◆ **Excerpted data**
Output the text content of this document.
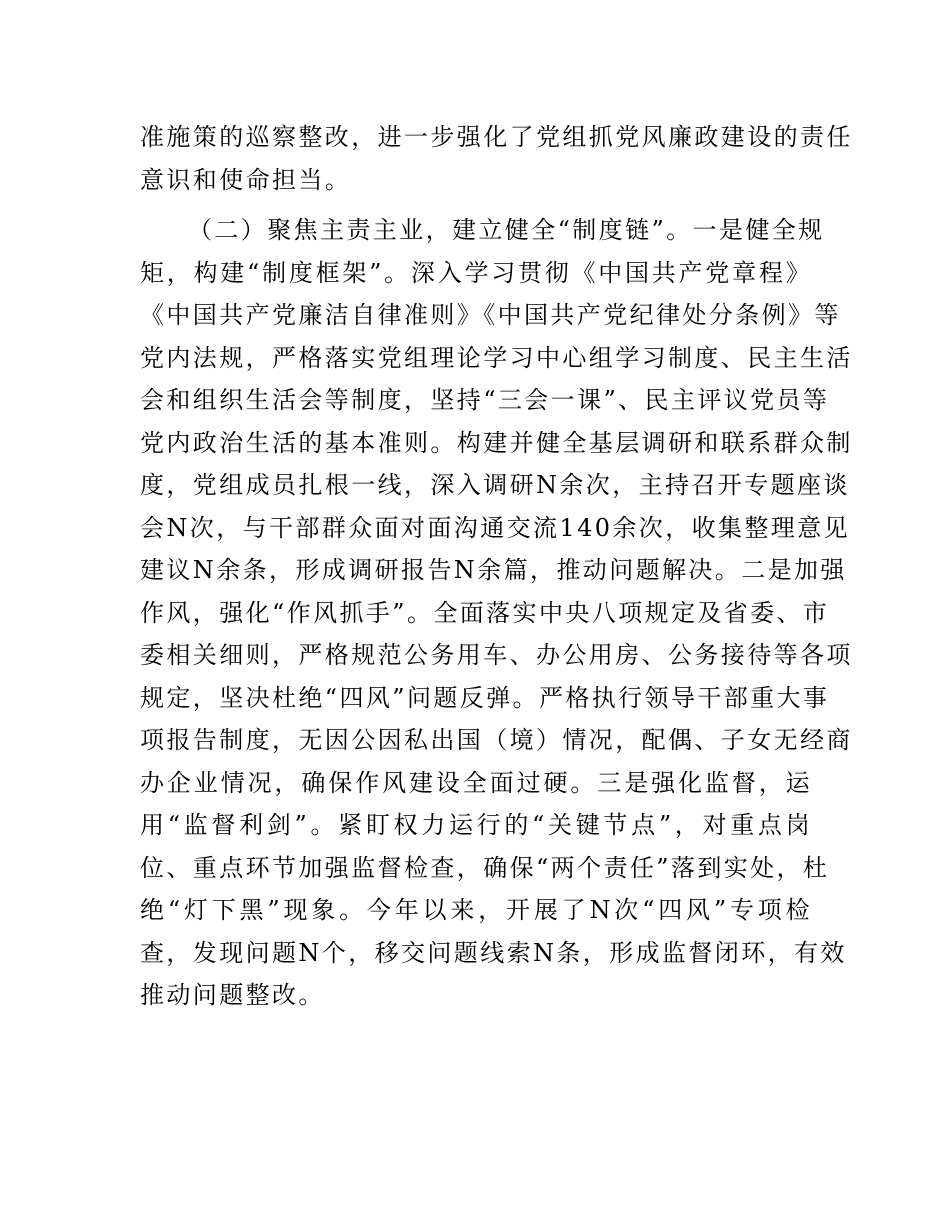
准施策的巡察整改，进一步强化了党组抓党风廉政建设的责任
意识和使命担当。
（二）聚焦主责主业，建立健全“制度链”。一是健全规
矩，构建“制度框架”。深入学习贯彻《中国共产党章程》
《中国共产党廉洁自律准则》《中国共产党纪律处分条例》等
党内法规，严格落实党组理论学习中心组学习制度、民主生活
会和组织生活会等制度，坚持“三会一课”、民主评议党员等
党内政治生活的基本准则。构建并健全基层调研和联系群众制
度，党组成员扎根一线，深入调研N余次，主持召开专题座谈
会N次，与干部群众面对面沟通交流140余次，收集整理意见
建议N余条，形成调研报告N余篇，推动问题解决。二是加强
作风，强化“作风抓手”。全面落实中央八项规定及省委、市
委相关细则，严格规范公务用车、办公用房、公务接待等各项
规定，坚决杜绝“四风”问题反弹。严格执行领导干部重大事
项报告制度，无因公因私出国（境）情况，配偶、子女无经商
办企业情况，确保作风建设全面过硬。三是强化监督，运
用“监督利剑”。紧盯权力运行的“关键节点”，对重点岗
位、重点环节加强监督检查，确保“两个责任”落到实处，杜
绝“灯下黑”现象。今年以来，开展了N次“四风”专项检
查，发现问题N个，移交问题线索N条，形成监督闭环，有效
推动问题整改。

◆ **Stated task**
Exactly as written, return every line of the listing, but not the pictures.

◆ **Solution for this problem**
Output the text content of this document.
准施策的巡察整改，进一步强化了党组抓党风廉政建设的责任
意识和使命担当。
（二）聚焦主责主业，建立健全“制度链”。一是健全规
矩，构建“制度框架”。深入学习贯彻《中国共产党章程》
《中国共产党廉洁自律准则》《中国共产党纪律处分条例》等
党内法规，严格落实党组理论学习中心组学习制度、民主生活
会和组织生活会等制度，坚持“三会一课”、民主评议党员等
党内政治生活的基本准则。构建并健全基层调研和联系群众制
度，党组成员扎根一线，深入调研N余次，主持召开专题座谈
会N次，与干部群众面对面沟通交流140余次，收集整理意见
建议N余条，形成调研报告N余篇，推动问题解决。二是加强
作风，强化“作风抓手”。全面落实中央八项规定及省委、市
委相关细则，严格规范公务用车、办公用房、公务接待等各项
规定，坚决杜绝“四风”问题反弹。严格执行领导干部重大事
项报告制度，无因公因私出国（境）情况，配偶、子女无经商
办企业情况，确保作风建设全面过硬。三是强化监督，运
用“监督利剑”。紧盯权力运行的“关键节点”，对重点岗
位、重点环节加强监督检查，确保“两个责任”落到实处，杜
绝“灯下黑”现象。今年以来，开展了N次“四风”专项检
查，发现问题N个，移交问题线索N条，形成监督闭环，有效
推动问题整改。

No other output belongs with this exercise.